• [Source extract]:
# Tax Season for anyone else?



## iJabo (Jul 6, 2013)

Our past two trips have absolutely been full of the taxman taking more than his due. We primarily fish southeast of P-Cola Pass and every hole we hit last week had at least one shark on it. We even hooked one on a vertical jig.

It makes getting a limit pretty tough, but it also makes for some entertaining fights trying to get snapper past the sharks.

I gave up on trying to make a snapper fishing video report and just turned it into a shark fishing video. Is anyone else dealing with heavy sharks recently?


----------



## Rickpcfl (Nov 12, 2013)

Video is unavailable.


----------



## jack2 (Mar 19, 2010)

click on the word youtube

jack


----------



## HRTCTLR (Jul 27, 2014)

Sharks are out in force this year. Nice video!


----------



## iJabo (Jul 6, 2013)

HRTCTLR said:


> Sharks are out in force this year. Nice video!


Glad I'm not the only one running into them. It's been rough for us; seems like all of our spots have a couple lingering around. You've got to respect them as the apex predator that they are though. Absolutely ruthless eating machines haha.


----------



## lastcast (Oct 12, 2007)

We had a Hammerhead around the boat last weekend. We tried to keep the fly lines away from him and he got so pissed he tail splashed the boat twice. Had to laugh, never seen one do that before. We also had at least 4 or 5 hook ups with sharks. Had a small shark get bitten in half by another, never seen that either, they must be hungry!


----------



## bcahn (Jan 10, 2013)

yep, paid our dues 2 weeks ago!


----------



## BlueH20 (Jul 9, 2018)

It's getting expensive. Maybe the IRS trained them .


----------



## Walton County (Aug 23, 2016)

We fished 1/2 dozen spots along the Edge last weekend and we couldn't get a fish in the boat because of the sharks. We moved 25 east miles.........more sharks.


----------



## Beachbum420 (Apr 19, 2018)

Yes we had one big boy spool us in 125 ft and we brought a 7 ft bull shark to the boat in 80 ft on Sunday


----------



## k-p (Oct 7, 2009)

Never seen sharks as bad as they are this year so a few firsts for me. A couple have eaten triggerfish, one spot 4 snapper got ate at the same time cause they all pulled up heads and had to catch snapper on top of water with 2 sharks swimming underneath them.


----------



## amarcafina (Aug 24, 2008)

Kill em !!! cost me to much in gear /// Don't complain, if you aren't Shooting


----------



## Realtor (Oct 1, 2007)

amarcafina said:


> Kill em !!! cost me to much in gear /// Don't complain, if you aren't Shooting


 
Spoken like a true Sportsman


----------



## capt'n slim (Feb 8, 2008)

90% of the ones we've hooked this year couldn't even turn their heads. Yes they have bad this year.


----------

• [Dataset excerpts]:
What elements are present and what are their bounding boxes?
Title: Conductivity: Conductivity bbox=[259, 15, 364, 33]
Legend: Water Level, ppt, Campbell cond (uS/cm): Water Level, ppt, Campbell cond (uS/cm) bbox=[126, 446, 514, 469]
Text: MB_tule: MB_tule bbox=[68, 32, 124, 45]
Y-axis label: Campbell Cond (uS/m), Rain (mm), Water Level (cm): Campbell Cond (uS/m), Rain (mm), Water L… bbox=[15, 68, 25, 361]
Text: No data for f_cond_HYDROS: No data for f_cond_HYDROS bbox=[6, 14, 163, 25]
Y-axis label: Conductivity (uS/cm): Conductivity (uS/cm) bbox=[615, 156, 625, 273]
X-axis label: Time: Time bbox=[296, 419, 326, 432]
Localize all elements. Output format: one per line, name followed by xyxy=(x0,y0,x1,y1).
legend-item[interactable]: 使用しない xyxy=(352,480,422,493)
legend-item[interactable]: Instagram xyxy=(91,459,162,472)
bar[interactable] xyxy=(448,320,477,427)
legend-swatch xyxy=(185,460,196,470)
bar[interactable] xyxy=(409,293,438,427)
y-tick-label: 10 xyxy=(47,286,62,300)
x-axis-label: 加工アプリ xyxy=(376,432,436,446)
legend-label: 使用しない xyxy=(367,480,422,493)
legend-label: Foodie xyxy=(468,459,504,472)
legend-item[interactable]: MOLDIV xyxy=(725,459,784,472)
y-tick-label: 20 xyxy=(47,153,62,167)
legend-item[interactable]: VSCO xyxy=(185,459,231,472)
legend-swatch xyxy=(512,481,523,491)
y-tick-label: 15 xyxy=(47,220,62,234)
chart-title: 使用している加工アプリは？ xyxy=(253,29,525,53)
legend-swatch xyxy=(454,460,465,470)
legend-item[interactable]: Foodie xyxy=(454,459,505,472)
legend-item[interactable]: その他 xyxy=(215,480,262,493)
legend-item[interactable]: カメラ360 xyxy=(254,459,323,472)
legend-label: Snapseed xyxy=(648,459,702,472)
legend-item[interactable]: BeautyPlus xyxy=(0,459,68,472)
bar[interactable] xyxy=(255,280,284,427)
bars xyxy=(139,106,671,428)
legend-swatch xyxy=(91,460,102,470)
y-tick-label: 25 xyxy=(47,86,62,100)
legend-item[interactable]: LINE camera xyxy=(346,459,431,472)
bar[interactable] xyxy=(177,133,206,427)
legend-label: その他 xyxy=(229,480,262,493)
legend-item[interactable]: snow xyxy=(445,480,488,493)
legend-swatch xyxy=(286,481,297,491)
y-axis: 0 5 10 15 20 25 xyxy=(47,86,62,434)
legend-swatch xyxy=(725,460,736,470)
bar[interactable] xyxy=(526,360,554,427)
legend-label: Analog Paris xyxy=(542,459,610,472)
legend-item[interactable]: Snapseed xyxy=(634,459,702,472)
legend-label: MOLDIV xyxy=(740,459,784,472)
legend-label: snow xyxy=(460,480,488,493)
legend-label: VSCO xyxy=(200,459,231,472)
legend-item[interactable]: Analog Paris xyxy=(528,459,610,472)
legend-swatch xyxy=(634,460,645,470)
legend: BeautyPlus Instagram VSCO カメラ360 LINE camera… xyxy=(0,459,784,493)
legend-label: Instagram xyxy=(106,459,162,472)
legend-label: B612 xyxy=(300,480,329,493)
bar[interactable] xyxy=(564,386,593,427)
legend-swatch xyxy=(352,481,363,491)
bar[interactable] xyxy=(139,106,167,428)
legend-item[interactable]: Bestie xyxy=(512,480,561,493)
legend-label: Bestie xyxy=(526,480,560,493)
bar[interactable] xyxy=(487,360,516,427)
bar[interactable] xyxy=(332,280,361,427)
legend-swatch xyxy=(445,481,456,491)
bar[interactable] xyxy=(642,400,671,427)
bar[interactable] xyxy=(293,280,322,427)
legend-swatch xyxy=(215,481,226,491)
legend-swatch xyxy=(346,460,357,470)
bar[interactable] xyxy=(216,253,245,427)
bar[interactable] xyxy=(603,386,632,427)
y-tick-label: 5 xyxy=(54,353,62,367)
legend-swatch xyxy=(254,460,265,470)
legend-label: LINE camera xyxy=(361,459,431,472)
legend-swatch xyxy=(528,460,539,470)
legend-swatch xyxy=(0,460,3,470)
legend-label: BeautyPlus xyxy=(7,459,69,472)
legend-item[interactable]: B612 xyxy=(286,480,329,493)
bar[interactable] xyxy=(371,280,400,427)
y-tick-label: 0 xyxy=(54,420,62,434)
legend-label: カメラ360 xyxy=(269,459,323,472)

• [Task statement]: Return the passage of the fishing forum thread between "It makes getting" and "(Nov 12, 2013)", inclusive, copied word for word.

• [Final result]:
It makes getting a limit pretty tough, but it also makes for some entertaining fights trying to get snapper past the sharks.

I gave up on trying to make a snapper fishing video report and just turned it into a shark fishing video. Is anyone else dealing with heavy sharks recently?


----------



## Rickpcfl (Nov 12, 2013)